── ENTRIES ──

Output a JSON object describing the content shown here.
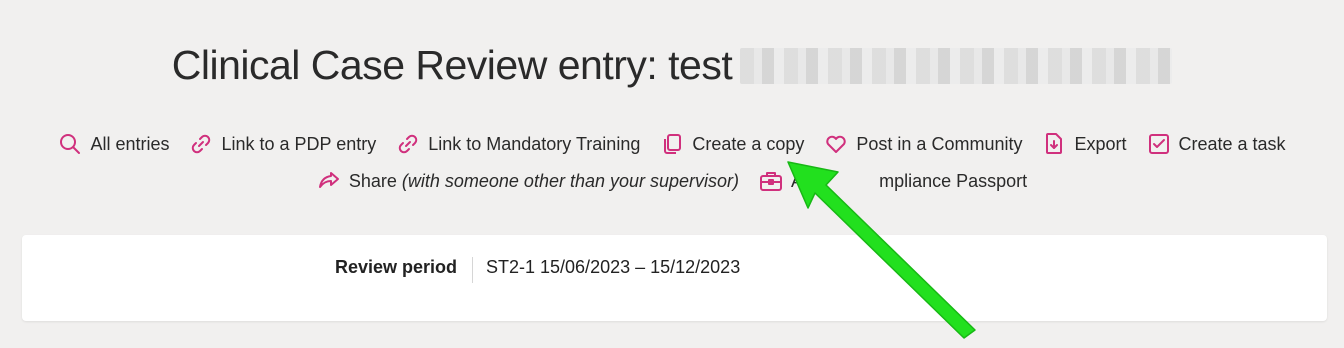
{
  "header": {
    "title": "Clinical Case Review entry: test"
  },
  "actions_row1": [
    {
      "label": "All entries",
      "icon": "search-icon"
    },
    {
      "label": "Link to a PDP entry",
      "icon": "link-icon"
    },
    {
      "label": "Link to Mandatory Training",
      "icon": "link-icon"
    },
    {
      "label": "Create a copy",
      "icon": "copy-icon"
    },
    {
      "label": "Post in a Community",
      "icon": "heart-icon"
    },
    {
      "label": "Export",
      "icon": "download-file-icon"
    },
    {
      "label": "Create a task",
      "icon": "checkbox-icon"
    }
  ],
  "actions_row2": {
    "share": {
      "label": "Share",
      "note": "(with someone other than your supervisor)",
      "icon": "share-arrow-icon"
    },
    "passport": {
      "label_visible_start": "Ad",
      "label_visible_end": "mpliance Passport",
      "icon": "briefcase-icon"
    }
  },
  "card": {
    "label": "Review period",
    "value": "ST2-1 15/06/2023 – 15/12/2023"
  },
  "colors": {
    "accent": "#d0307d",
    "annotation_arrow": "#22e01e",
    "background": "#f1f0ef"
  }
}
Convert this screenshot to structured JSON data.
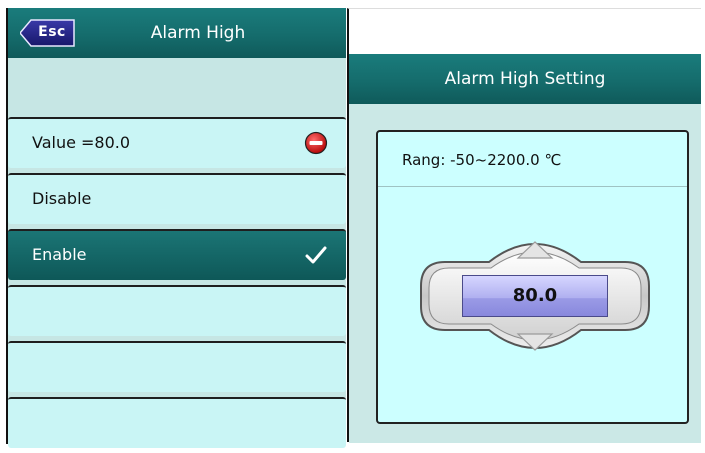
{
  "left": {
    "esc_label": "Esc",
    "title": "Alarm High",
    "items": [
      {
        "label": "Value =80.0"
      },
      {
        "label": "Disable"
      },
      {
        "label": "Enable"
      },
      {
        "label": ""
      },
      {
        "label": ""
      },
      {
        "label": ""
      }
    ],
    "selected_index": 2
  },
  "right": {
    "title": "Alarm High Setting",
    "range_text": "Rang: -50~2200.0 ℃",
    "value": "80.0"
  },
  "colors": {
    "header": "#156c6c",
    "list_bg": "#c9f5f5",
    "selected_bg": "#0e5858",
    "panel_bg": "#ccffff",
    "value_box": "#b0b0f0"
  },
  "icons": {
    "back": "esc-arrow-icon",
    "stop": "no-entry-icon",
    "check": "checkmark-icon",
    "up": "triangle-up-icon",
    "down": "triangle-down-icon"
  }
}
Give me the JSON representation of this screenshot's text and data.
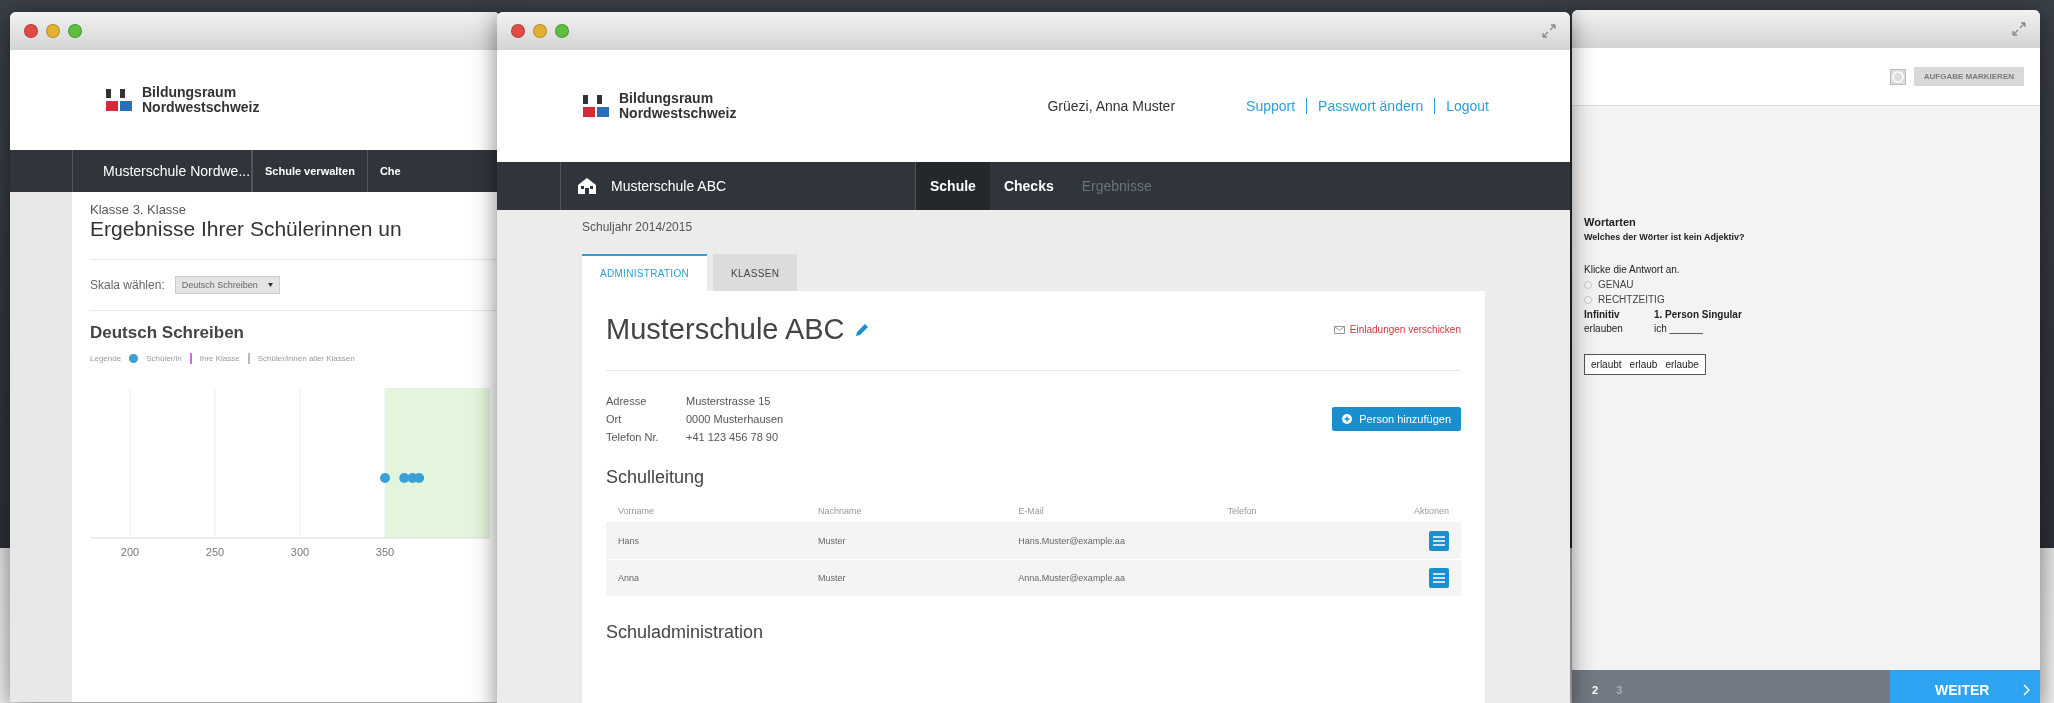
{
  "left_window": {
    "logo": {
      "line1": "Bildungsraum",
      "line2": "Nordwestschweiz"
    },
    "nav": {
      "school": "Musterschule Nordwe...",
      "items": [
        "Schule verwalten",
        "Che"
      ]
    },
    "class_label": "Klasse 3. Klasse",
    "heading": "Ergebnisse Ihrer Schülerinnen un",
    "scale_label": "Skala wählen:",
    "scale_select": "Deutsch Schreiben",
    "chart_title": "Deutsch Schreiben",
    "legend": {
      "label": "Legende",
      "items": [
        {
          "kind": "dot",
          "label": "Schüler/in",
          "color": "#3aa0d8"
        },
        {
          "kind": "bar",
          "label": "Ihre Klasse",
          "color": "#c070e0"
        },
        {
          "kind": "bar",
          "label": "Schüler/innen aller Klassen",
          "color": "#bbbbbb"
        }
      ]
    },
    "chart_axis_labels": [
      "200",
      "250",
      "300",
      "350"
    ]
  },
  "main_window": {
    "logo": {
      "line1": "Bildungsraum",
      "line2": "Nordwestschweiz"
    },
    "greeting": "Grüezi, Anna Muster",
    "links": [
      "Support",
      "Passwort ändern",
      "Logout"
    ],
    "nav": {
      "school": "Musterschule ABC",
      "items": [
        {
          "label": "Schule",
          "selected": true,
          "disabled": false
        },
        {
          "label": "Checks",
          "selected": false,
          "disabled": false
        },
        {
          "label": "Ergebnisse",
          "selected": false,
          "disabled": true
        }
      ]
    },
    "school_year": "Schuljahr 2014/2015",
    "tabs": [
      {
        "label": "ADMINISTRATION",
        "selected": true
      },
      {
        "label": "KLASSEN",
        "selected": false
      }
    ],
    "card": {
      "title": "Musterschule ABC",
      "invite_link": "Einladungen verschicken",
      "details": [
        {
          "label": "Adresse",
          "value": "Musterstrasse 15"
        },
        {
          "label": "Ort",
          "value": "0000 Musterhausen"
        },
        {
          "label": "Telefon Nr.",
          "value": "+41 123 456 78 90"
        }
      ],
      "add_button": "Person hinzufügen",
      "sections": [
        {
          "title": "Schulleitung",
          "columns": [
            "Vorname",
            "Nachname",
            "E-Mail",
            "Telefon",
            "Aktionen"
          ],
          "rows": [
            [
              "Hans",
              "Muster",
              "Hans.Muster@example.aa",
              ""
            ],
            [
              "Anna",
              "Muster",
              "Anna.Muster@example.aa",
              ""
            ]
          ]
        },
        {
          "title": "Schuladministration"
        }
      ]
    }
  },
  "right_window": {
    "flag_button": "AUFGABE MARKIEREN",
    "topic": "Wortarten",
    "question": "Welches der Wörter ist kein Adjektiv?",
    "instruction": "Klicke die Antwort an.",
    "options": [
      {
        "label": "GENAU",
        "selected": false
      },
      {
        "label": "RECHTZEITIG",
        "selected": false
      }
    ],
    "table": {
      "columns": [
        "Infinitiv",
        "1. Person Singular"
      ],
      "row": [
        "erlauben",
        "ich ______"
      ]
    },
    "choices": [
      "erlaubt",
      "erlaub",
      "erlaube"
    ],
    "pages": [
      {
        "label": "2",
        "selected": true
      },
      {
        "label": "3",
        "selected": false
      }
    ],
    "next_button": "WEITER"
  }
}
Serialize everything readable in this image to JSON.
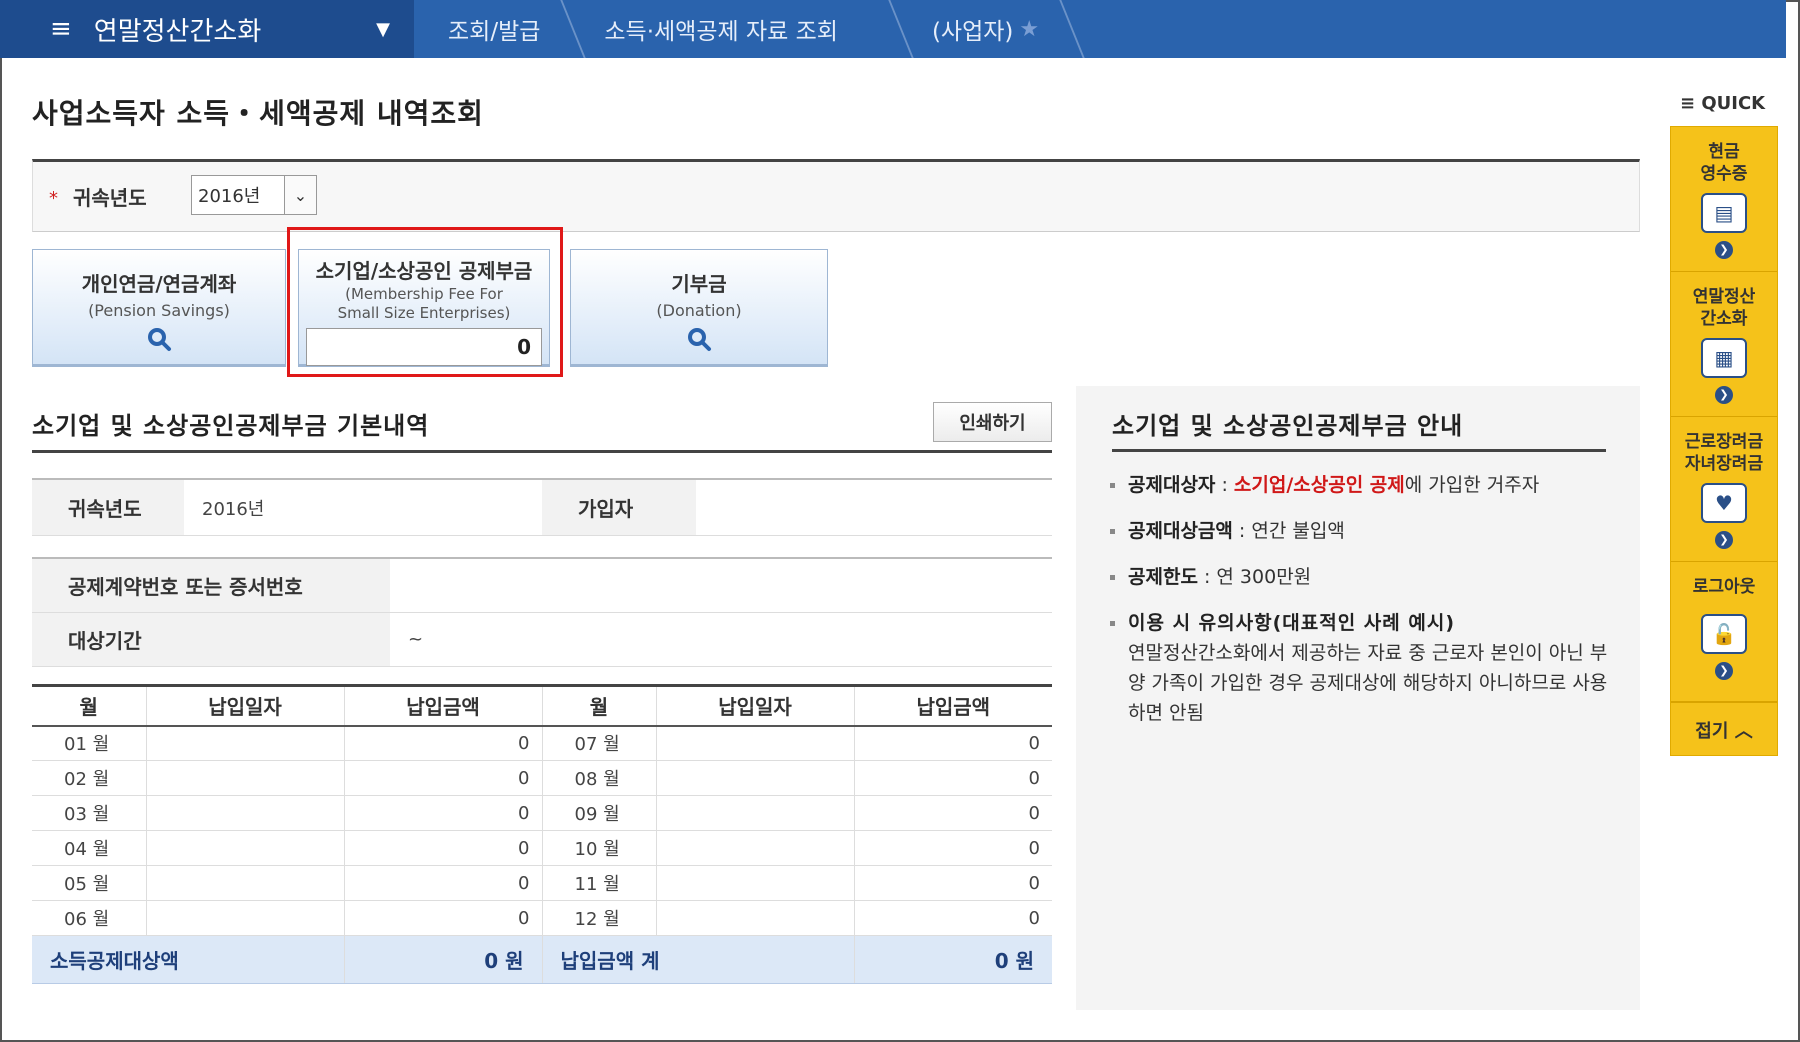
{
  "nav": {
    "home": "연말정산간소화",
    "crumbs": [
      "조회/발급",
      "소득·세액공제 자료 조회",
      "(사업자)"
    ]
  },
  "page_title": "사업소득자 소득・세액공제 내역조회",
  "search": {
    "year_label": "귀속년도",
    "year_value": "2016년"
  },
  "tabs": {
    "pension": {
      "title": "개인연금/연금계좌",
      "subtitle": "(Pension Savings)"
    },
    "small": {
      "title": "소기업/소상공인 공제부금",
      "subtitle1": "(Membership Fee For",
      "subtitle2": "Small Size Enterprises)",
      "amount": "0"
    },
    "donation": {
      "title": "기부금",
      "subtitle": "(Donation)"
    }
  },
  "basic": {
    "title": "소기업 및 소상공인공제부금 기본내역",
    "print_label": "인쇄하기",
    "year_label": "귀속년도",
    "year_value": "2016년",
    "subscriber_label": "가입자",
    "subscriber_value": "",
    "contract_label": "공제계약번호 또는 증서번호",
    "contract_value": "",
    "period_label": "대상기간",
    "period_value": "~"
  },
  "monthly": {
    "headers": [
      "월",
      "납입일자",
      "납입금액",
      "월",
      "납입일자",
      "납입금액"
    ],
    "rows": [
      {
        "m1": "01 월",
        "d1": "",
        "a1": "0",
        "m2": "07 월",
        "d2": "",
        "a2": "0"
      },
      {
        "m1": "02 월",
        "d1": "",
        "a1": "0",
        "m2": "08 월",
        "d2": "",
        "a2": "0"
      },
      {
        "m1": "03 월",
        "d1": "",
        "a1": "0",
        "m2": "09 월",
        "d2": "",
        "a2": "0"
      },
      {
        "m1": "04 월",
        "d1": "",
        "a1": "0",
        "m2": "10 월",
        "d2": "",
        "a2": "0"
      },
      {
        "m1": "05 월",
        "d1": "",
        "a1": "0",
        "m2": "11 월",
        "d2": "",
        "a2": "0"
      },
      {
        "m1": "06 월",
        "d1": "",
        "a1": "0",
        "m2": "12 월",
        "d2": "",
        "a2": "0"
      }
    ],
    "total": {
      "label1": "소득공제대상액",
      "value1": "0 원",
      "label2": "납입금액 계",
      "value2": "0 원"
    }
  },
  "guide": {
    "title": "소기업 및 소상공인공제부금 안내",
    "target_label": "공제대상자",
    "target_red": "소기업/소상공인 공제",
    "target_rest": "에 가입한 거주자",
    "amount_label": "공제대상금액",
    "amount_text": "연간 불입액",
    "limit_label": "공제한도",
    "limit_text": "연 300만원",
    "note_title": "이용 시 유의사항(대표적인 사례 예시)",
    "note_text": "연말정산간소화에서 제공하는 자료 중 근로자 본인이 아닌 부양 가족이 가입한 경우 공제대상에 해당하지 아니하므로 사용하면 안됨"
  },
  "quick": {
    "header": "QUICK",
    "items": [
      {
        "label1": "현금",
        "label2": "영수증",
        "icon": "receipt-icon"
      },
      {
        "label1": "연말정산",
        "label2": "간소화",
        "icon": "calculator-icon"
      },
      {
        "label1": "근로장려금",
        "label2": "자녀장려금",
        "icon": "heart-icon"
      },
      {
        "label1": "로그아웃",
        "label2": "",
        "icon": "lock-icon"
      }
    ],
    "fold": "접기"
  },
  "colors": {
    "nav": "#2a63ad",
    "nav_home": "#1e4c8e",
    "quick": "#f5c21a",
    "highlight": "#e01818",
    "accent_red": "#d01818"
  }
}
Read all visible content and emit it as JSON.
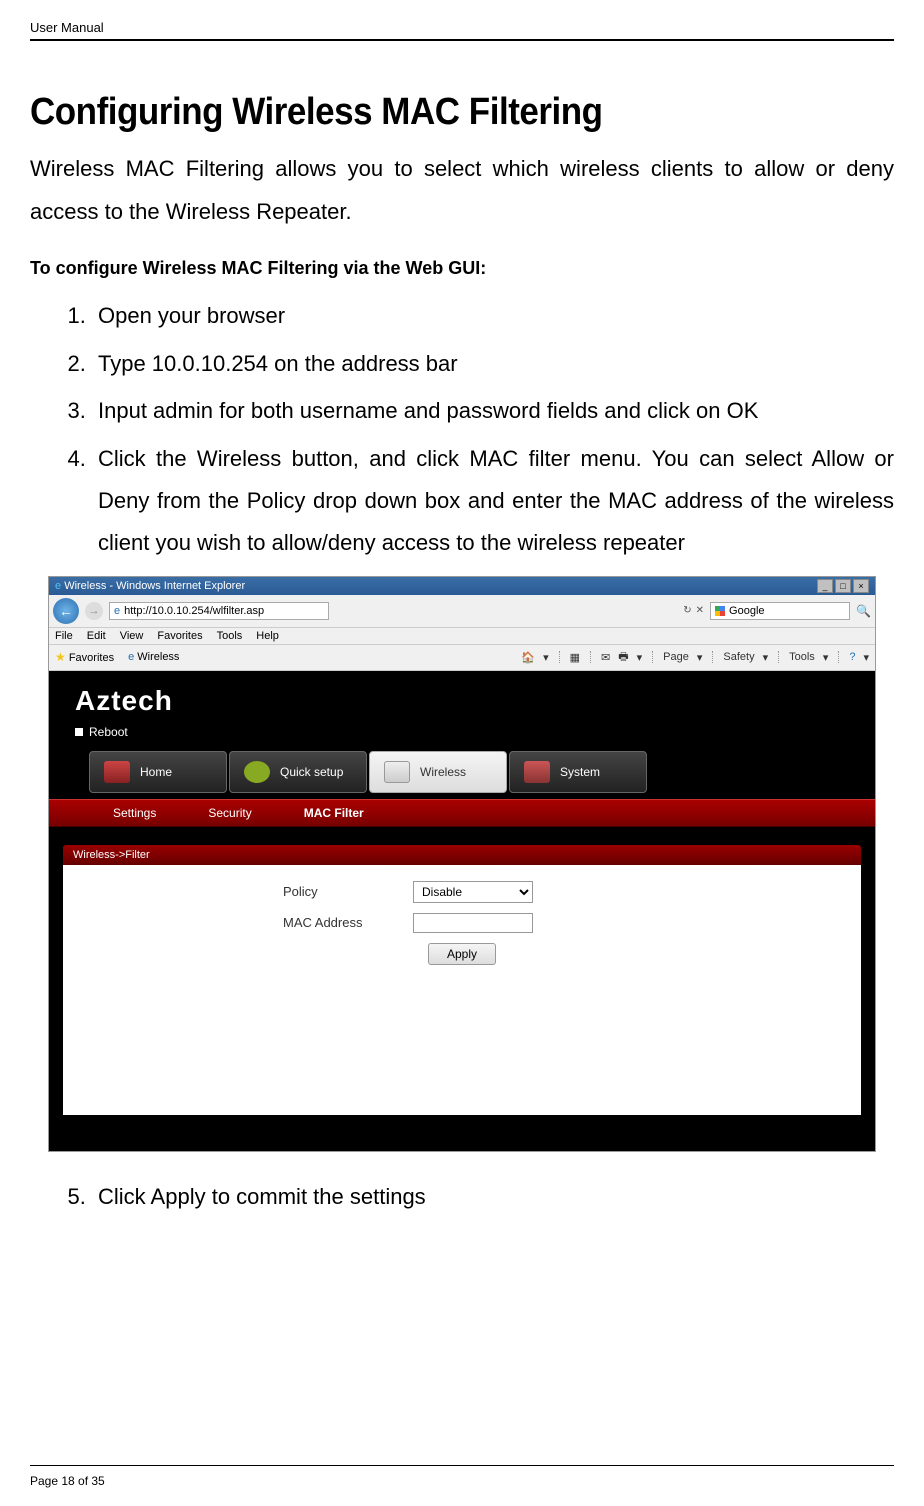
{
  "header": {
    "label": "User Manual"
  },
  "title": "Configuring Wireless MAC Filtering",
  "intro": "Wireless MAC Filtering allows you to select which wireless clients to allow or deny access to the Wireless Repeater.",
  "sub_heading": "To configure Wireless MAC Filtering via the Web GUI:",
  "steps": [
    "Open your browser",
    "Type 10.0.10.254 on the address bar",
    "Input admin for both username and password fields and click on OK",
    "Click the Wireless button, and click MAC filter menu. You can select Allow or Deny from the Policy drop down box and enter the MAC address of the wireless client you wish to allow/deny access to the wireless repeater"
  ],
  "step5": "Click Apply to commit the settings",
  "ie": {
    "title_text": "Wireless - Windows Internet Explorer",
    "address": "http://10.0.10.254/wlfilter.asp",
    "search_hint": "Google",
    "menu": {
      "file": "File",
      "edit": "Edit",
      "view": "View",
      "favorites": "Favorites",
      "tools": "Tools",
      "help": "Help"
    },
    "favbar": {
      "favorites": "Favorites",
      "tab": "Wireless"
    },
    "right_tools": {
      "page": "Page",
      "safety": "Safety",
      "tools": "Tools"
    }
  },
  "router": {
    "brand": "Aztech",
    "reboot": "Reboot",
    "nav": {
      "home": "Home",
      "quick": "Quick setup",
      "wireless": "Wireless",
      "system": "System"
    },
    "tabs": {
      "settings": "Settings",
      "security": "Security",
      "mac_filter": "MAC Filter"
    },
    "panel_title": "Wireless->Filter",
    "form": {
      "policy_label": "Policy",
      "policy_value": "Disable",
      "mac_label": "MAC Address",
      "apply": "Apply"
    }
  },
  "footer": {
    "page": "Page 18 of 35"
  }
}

───

* _TASK DESCRIPTION_:
Scan the listing above. Collect all lines with the word "data".

* _ANSWER TO THE PROBLEM_:
Convert this screenshot to structured JSON data.
Give me the JSON representation of this screenshot's text and data.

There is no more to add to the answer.